Stored items:
━━━━━━━━━━━━━━━━

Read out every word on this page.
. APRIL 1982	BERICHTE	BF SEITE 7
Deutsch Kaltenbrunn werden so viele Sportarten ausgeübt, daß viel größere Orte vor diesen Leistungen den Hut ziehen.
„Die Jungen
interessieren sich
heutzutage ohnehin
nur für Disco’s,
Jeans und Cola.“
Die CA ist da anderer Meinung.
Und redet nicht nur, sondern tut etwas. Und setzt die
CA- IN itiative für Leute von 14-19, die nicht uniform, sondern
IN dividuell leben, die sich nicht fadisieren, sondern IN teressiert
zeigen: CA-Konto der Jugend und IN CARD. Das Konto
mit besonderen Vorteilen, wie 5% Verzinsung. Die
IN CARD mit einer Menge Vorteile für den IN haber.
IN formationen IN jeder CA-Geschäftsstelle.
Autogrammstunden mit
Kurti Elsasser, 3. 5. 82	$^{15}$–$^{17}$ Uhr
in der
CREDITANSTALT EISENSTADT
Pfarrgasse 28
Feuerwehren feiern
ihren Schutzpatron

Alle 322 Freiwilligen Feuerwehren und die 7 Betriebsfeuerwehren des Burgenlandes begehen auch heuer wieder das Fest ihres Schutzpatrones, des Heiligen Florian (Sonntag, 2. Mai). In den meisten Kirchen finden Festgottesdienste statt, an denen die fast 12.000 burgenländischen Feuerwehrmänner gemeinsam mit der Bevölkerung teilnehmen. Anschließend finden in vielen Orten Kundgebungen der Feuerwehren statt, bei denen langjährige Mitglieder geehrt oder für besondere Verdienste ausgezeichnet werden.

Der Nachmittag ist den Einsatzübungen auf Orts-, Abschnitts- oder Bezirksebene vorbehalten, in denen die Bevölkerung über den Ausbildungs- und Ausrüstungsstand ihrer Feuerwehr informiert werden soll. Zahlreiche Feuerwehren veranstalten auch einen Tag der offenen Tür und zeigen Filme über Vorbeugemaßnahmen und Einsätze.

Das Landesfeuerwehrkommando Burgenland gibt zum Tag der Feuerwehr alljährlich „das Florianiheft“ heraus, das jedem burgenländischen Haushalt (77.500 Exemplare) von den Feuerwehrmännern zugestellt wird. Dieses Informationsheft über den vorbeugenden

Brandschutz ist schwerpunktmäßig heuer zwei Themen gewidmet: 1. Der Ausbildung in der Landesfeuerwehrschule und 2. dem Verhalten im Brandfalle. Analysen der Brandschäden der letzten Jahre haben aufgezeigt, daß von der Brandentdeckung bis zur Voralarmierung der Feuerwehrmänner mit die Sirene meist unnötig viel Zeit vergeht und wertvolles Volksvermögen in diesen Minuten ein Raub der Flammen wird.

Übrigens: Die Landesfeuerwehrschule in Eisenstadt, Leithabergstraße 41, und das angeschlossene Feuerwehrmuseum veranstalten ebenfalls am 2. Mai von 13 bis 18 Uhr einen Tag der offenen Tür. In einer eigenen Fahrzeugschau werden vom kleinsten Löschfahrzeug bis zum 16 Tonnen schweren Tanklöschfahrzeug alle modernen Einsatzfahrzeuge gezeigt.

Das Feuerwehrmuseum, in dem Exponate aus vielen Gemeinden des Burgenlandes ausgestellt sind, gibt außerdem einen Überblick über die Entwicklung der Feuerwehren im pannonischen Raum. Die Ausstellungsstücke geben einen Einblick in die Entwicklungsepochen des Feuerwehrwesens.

━━━━━━━━━━━━━━━━

■ **THE TASK**: Extract every line that has the string "CARD" in it.

■ **SOLUTION TO THE PROBLEM**:
zeigen: CA-Konto der Jugend und IN CARD. Das Konto
IN CARD mit einer Menge Vorteile für den IN haber.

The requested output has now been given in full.